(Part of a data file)
....................
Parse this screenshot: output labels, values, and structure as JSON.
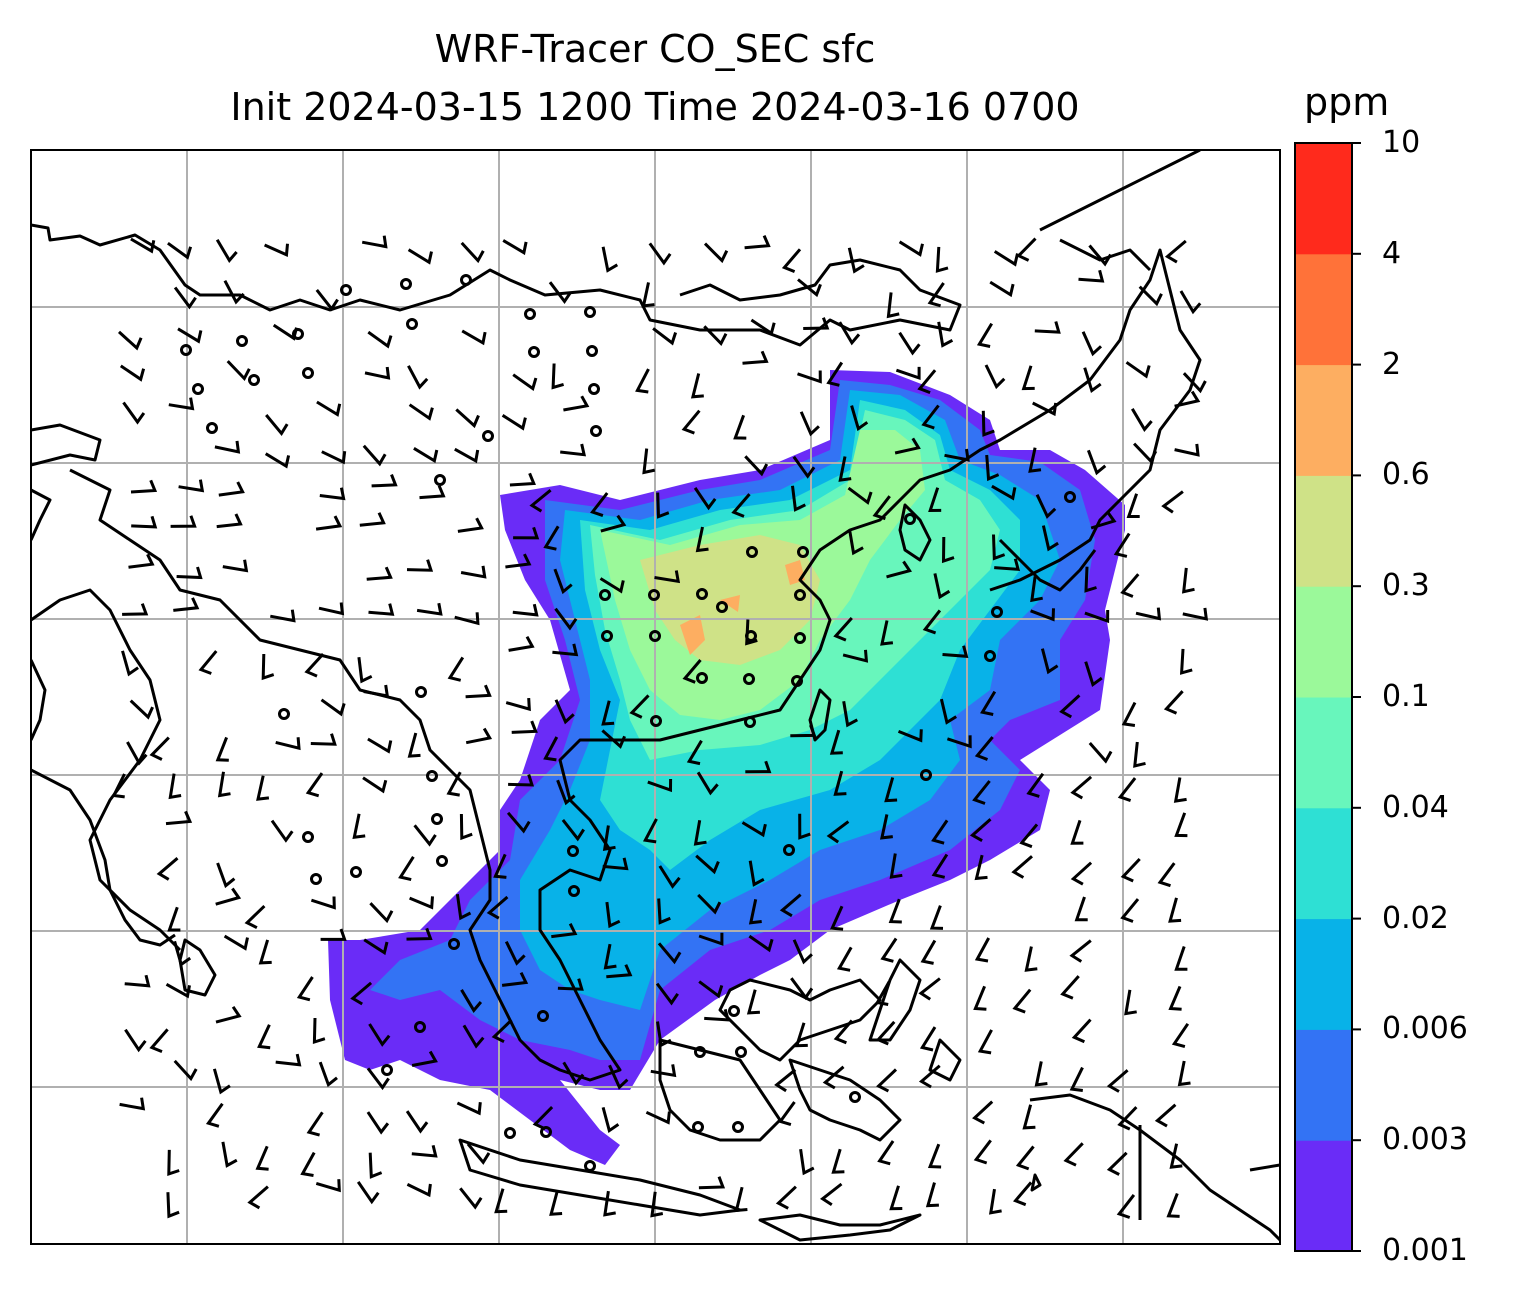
{
  "title": {
    "line1": "WRF-Tracer CO_SEC sfc",
    "line2": "Init 2024-03-15 1200 Time 2024-03-16 0700"
  },
  "colorbar": {
    "unit": "ppm",
    "levels": [
      "0.001",
      "0.003",
      "0.006",
      "0.02",
      "0.04",
      "0.1",
      "0.3",
      "0.6",
      "2",
      "4",
      "10"
    ],
    "colors": [
      "#6a2cf7",
      "#3373f4",
      "#08b2e8",
      "#2ee0d4",
      "#68f6bc",
      "#9bf99a",
      "#cfe287",
      "#fdae61",
      "#ff7239",
      "#ff2a1c"
    ]
  },
  "map": {
    "projection": "lat-lon",
    "gridlines": true,
    "coastline_color": "#000000",
    "gridline_color": "#b0b0b0",
    "wind_barb_color": "#000000"
  }
}
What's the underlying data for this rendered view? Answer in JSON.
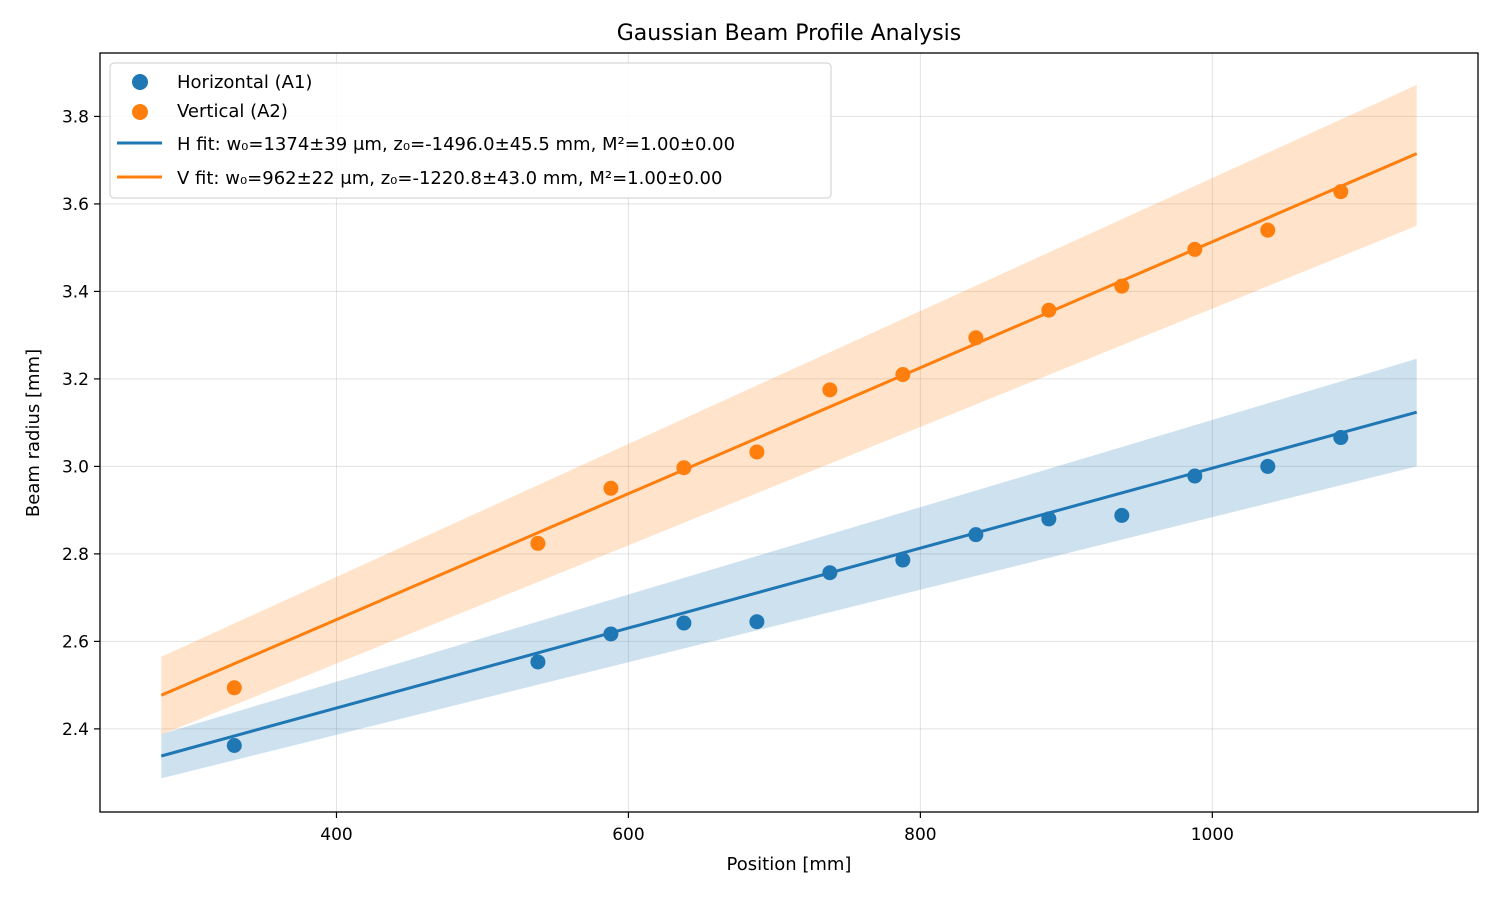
{
  "chart_data": {
    "type": "scatter",
    "title": "Gaussian Beam Profile Analysis",
    "xlabel": "Position [mm]",
    "ylabel": "Beam radius [mm]",
    "xlim": [
      238,
      1182
    ],
    "ylim": [
      2.21,
      3.945
    ],
    "xticks": [
      400,
      600,
      800,
      1000
    ],
    "yticks": [
      2.4,
      2.6,
      2.8,
      3.0,
      3.2,
      3.4,
      3.6,
      3.8
    ],
    "grid": true,
    "legend_position": "top-left",
    "series": [
      {
        "name": "Horizontal (A1)",
        "kind": "scatter",
        "color": "#1f77b4",
        "x": [
          330,
          538,
          588,
          638,
          688,
          738,
          788,
          838,
          888,
          938,
          988,
          1038,
          1088
        ],
        "y": [
          2.362,
          2.553,
          2.617,
          2.642,
          2.645,
          2.757,
          2.786,
          2.844,
          2.88,
          2.888,
          2.978,
          3.0,
          3.066
        ]
      },
      {
        "name": "Vertical (A2)",
        "kind": "scatter",
        "color": "#ff7f0e",
        "x": [
          330,
          538,
          588,
          638,
          688,
          738,
          788,
          838,
          888,
          938,
          988,
          1038,
          1088
        ],
        "y": [
          2.494,
          2.824,
          2.95,
          2.997,
          3.033,
          3.175,
          3.21,
          3.294,
          3.357,
          3.412,
          3.496,
          3.54,
          3.628
        ]
      },
      {
        "name": "H fit: w₀=1374±39 μm, z₀=-1496.0±45.5 mm, M²=1.00±0.00",
        "kind": "line",
        "color": "#1f77b4",
        "band_color": "#1f77b4",
        "x": [
          280,
          1140
        ],
        "y": [
          2.338,
          3.124
        ],
        "band_lower": [
          2.287,
          3.0
        ],
        "band_upper": [
          2.388,
          3.246
        ]
      },
      {
        "name": "V fit: w₀=962±22 μm, z₀=-1220.8±43.0 mm, M²=1.00±0.00",
        "kind": "line",
        "color": "#ff7f0e",
        "band_color": "#ff7f0e",
        "x": [
          280,
          1140
        ],
        "y": [
          2.477,
          3.715
        ],
        "band_lower": [
          2.387,
          3.55
        ],
        "band_upper": [
          2.565,
          3.872
        ]
      }
    ]
  }
}
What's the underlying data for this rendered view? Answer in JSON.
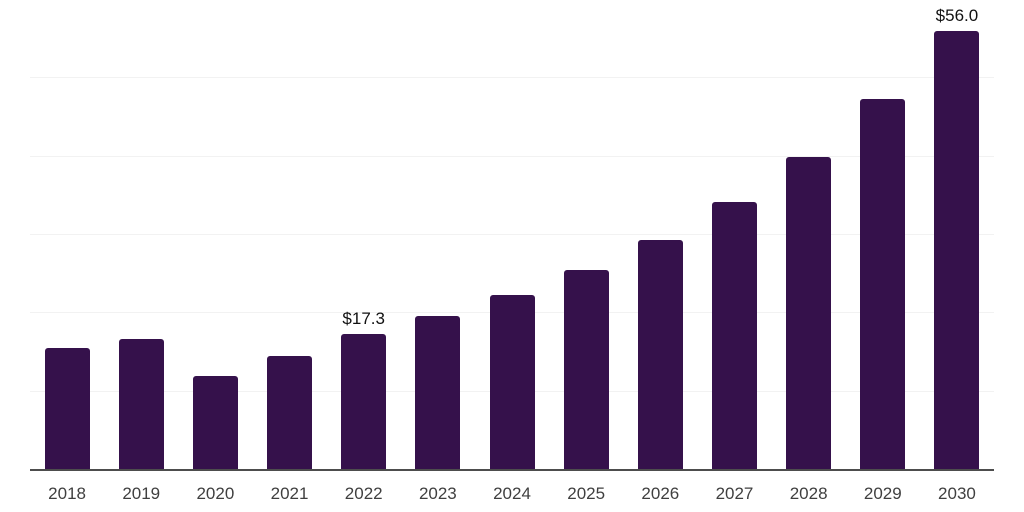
{
  "chart_data": {
    "type": "bar",
    "title": "",
    "xlabel": "",
    "ylabel": "",
    "categories": [
      "2018",
      "2019",
      "2020",
      "2021",
      "2022",
      "2023",
      "2024",
      "2025",
      "2026",
      "2027",
      "2028",
      "2029",
      "2030"
    ],
    "values": [
      15.6,
      16.7,
      12.0,
      14.5,
      17.3,
      19.6,
      22.3,
      25.5,
      29.3,
      34.2,
      39.9,
      47.3,
      56.0
    ],
    "data_labels": {
      "2022": "$17.3",
      "2030": "$56.0"
    },
    "ylim": [
      0,
      60
    ],
    "gridline_step": 10,
    "grid": "horizontal, light gray, no y tick labels",
    "legend": "none",
    "colors": {
      "bar": "#35114B",
      "axis_line": "#4d4d4d",
      "gridline": "#f2f2f2",
      "value_label": "#111111",
      "tick_label": "#3f3f3f",
      "background": "#ffffff"
    }
  }
}
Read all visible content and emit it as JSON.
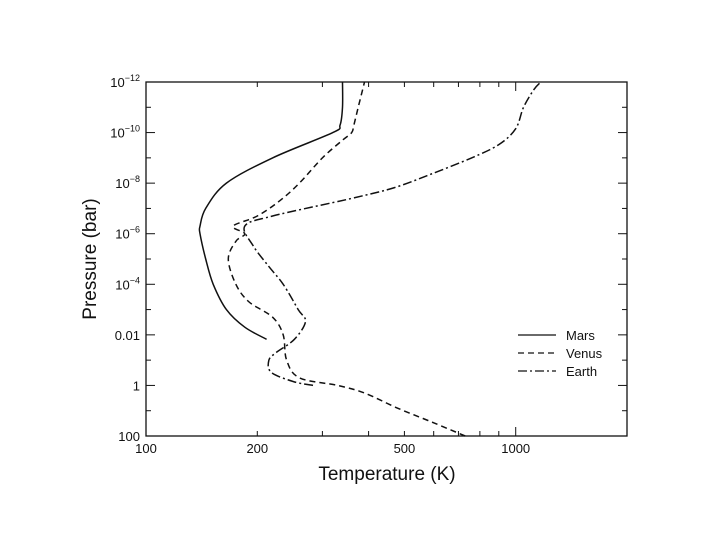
{
  "chart_data": {
    "type": "line",
    "title": "",
    "xlabel": "Temperature  (K)",
    "ylabel": "Pressure  (bar)",
    "x_scale": "log",
    "y_scale": "log",
    "xlim": [
      100,
      2000
    ],
    "ylim": [
      1e-12,
      100
    ],
    "y_inverted": true,
    "grid": false,
    "legend_position": "bottom-right",
    "x_ticks": [
      {
        "value": 100,
        "label": "100"
      },
      {
        "value": 200,
        "label": "200"
      },
      {
        "value": 500,
        "label": "500"
      },
      {
        "value": 1000,
        "label": "1000"
      }
    ],
    "y_ticks": [
      {
        "value": 1e-12,
        "base": "10",
        "exp": "−12"
      },
      {
        "value": 1e-10,
        "base": "10",
        "exp": "−10"
      },
      {
        "value": 1e-08,
        "base": "10",
        "exp": "−8"
      },
      {
        "value": 1e-06,
        "base": "10",
        "exp": "−6"
      },
      {
        "value": 0.0001,
        "base": "10",
        "exp": "−4"
      },
      {
        "value": 0.01,
        "base": "0.01",
        "exp": ""
      },
      {
        "value": 1,
        "base": "1",
        "exp": ""
      },
      {
        "value": 100,
        "base": "100",
        "exp": ""
      }
    ],
    "series": [
      {
        "name": "Mars",
        "dash": "solid",
        "points": [
          [
            212,
            0.015
          ],
          [
            185,
            0.005
          ],
          [
            165,
            0.001
          ],
          [
            152,
            0.0001
          ],
          [
            145,
            1e-05
          ],
          [
            140,
            1e-06
          ],
          [
            140,
            5e-07
          ],
          [
            145,
            1e-07
          ],
          [
            165,
            1e-08
          ],
          [
            220,
            1e-09
          ],
          [
            320,
            1e-10
          ],
          [
            335,
            5e-11
          ],
          [
            340,
            1e-11
          ],
          [
            340,
            1e-12
          ]
        ]
      },
      {
        "name": "Venus",
        "dash": "dashed",
        "points": [
          [
            730,
            100
          ],
          [
            600,
            30
          ],
          [
            480,
            8
          ],
          [
            390,
            2
          ],
          [
            330,
            1
          ],
          [
            260,
            0.5
          ],
          [
            240,
            0.1
          ],
          [
            235,
            0.01
          ],
          [
            220,
            0.002
          ],
          [
            190,
            0.0005
          ],
          [
            175,
            0.0001
          ],
          [
            167,
            1e-05
          ],
          [
            175,
            2e-06
          ],
          [
            185,
            1e-06
          ],
          [
            172,
            5e-07
          ],
          [
            200,
            2e-07
          ],
          [
            230,
            5e-08
          ],
          [
            260,
            1e-08
          ],
          [
            300,
            1e-09
          ],
          [
            340,
            2e-10
          ],
          [
            360,
            1e-10
          ],
          [
            365,
            5e-11
          ],
          [
            375,
            1e-11
          ],
          [
            390,
            1e-12
          ]
        ]
      },
      {
        "name": "Earth",
        "dash": "dashdot",
        "points": [
          [
            283,
            1
          ],
          [
            250,
            0.7
          ],
          [
            218,
            0.3
          ],
          [
            215,
            0.1
          ],
          [
            225,
            0.05
          ],
          [
            252,
            0.015
          ],
          [
            270,
            0.003
          ],
          [
            258,
            0.001
          ],
          [
            235,
            0.0001
          ],
          [
            215,
            2e-05
          ],
          [
            195,
            3e-06
          ],
          [
            185,
            5e-07
          ],
          [
            220,
            2e-07
          ],
          [
            360,
            4e-08
          ],
          [
            470,
            1.5e-08
          ],
          [
            600,
            4e-09
          ],
          [
            760,
            1e-09
          ],
          [
            900,
            3e-10
          ],
          [
            1000,
            7e-11
          ],
          [
            1050,
            1e-11
          ],
          [
            1120,
            2e-12
          ],
          [
            1170,
            1e-12
          ]
        ]
      }
    ]
  }
}
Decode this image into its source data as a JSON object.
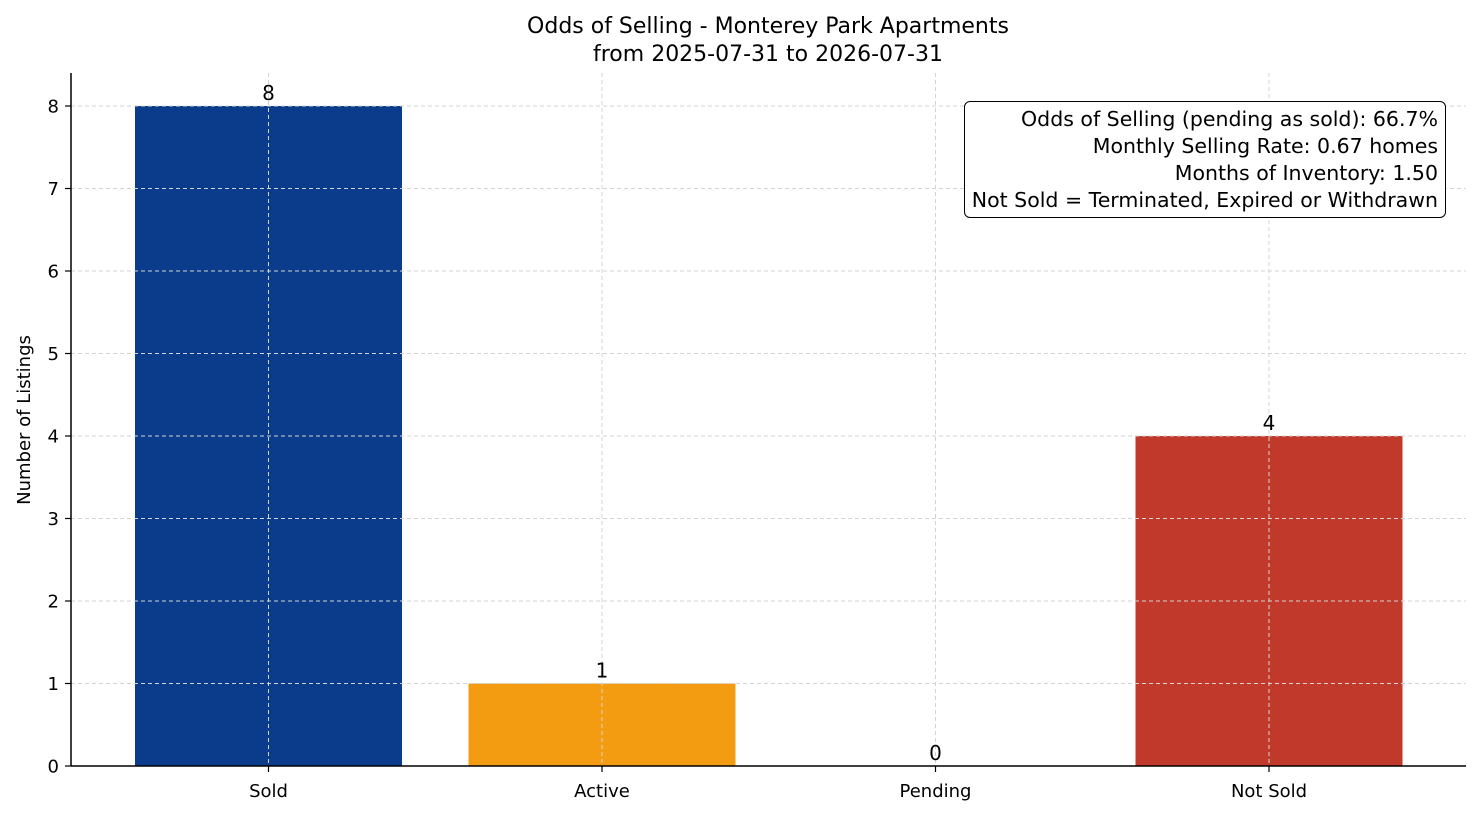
....................
PROBLEM TO WORK ON:
Look through the listing and extract every line with "values" in it.

THE OUTPUT:
Parse this screenshot: output labels, values, and structure as JSON.
    "values": [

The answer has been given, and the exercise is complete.